## The task
Please print the full listing exactly.

## Data for this exercise
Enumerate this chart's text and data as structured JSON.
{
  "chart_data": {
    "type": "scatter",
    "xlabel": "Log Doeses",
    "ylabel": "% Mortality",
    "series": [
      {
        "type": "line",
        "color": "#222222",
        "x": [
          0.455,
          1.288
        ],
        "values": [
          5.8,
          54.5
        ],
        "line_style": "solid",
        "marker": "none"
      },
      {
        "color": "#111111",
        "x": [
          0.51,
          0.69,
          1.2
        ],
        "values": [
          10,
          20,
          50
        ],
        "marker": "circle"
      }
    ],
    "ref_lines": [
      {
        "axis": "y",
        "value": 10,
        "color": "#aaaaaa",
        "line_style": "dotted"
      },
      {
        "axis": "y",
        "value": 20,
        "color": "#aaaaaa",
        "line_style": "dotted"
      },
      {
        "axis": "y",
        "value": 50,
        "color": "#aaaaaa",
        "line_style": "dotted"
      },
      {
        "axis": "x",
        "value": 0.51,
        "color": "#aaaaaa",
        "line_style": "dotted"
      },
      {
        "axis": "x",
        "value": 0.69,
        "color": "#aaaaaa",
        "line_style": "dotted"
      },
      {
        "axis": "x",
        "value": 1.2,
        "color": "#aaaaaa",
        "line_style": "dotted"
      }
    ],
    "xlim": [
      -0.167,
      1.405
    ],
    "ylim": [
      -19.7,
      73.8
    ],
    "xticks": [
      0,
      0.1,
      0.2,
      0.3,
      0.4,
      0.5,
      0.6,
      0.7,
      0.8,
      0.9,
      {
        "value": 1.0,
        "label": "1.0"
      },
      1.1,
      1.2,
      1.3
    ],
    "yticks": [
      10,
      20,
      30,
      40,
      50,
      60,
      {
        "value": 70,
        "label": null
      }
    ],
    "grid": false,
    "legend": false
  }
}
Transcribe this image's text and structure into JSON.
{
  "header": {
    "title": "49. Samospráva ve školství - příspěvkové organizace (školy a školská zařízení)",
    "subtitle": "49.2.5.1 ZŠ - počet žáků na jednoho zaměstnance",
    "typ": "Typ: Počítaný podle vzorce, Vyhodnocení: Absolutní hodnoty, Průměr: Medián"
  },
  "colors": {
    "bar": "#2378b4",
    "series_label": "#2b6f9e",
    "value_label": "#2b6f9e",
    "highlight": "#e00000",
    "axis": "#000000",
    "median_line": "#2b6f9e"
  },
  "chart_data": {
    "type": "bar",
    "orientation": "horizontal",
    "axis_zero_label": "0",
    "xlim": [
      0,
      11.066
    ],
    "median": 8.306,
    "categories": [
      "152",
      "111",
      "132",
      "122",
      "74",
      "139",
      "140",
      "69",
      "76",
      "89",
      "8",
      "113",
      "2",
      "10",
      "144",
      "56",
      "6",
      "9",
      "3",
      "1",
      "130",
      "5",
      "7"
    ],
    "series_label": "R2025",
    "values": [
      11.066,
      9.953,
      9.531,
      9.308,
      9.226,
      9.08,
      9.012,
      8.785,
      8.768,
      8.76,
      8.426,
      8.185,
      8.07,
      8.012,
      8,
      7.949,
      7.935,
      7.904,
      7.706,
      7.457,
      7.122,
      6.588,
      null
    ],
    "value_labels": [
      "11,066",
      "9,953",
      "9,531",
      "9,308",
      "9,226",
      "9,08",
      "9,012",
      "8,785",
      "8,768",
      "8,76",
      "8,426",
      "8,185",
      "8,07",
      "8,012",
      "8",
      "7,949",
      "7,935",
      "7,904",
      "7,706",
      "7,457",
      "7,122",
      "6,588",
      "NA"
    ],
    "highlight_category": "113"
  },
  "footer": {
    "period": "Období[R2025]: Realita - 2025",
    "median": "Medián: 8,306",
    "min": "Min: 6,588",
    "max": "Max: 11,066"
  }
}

## Solution below
Enumerate this chart's text and data as structured JSON.
{
  "chart_data": {
    "type": "scatter",
    "xlabel": "Log Doeses",
    "ylabel": "% Mortality",
    "series": [
      {
        "type": "line",
        "color": "#222222",
        "x": [
          0.455,
          1.288
        ],
        "values": [
          5.8,
          54.5
        ],
        "line_style": "solid",
        "marker": "none"
      },
      {
        "color": "#111111",
        "x": [
          0.51,
          0.69,
          1.2
        ],
        "values": [
          10,
          20,
          50
        ],
        "marker": "circle"
      }
    ],
    "ref_lines": [
      {
        "axis": "y",
        "value": 10,
        "color": "#aaaaaa",
        "line_style": "dotted"
      },
      {
        "axis": "y",
        "value": 20,
        "color": "#aaaaaa",
        "line_style": "dotted"
      },
      {
        "axis": "y",
        "value": 50,
        "color": "#aaaaaa",
        "line_style": "dotted"
      },
      {
        "axis": "x",
        "value": 0.51,
        "color": "#aaaaaa",
        "line_style": "dotted"
      },
      {
        "axis": "x",
        "value": 0.69,
        "color": "#aaaaaa",
        "line_style": "dotted"
      },
      {
        "axis": "x",
        "value": 1.2,
        "color": "#aaaaaa",
        "line_style": "dotted"
      }
    ],
    "xlim": [
      -0.167,
      1.405
    ],
    "ylim": [
      -19.7,
      73.8
    ],
    "xticks": [
      0,
      0.1,
      0.2,
      0.3,
      0.4,
      0.5,
      0.6,
      0.7,
      0.8,
      0.9,
      {
        "value": 1.0,
        "label": "1.0"
      },
      1.1,
      1.2,
      1.3
    ],
    "yticks": [
      10,
      20,
      30,
      40,
      50,
      60,
      {
        "value": 70,
        "label": null
      }
    ],
    "grid": false,
    "legend": false
  }
}
Transcribe this image's text and structure into JSON.
{
  "header": {
    "title": "49. Samospráva ve školství - příspěvkové organizace (školy a školská zařízení)",
    "subtitle": "49.2.5.1 ZŠ - počet žáků na jednoho zaměstnance",
    "typ": "Typ: Počítaný podle vzorce, Vyhodnocení: Absolutní hodnoty, Průměr: Medián"
  },
  "colors": {
    "bar": "#2378b4",
    "series_label": "#2b6f9e",
    "value_label": "#2b6f9e",
    "highlight": "#e00000",
    "axis": "#000000",
    "median_line": "#2b6f9e"
  },
  "chart_data": {
    "type": "bar",
    "orientation": "horizontal",
    "axis_zero_label": "0",
    "xlim": [
      0,
      11.066
    ],
    "median": 8.306,
    "categories": [
      "152",
      "111",
      "132",
      "122",
      "74",
      "139",
      "140",
      "69",
      "76",
      "89",
      "8",
      "113",
      "2",
      "10",
      "144",
      "56",
      "6",
      "9",
      "3",
      "1",
      "130",
      "5",
      "7"
    ],
    "series_label": "R2025",
    "values": [
      11.066,
      9.953,
      9.531,
      9.308,
      9.226,
      9.08,
      9.012,
      8.785,
      8.768,
      8.76,
      8.426,
      8.185,
      8.07,
      8.012,
      8,
      7.949,
      7.935,
      7.904,
      7.706,
      7.457,
      7.122,
      6.588,
      null
    ],
    "value_labels": [
      "11,066",
      "9,953",
      "9,531",
      "9,308",
      "9,226",
      "9,08",
      "9,012",
      "8,785",
      "8,768",
      "8,76",
      "8,426",
      "8,185",
      "8,07",
      "8,012",
      "8",
      "7,949",
      "7,935",
      "7,904",
      "7,706",
      "7,457",
      "7,122",
      "6,588",
      "NA"
    ],
    "highlight_category": "113"
  },
  "footer": {
    "period": "Období[R2025]: Realita - 2025",
    "median": "Medián: 8,306",
    "min": "Min: 6,588",
    "max": "Max: 11,066"
  }
}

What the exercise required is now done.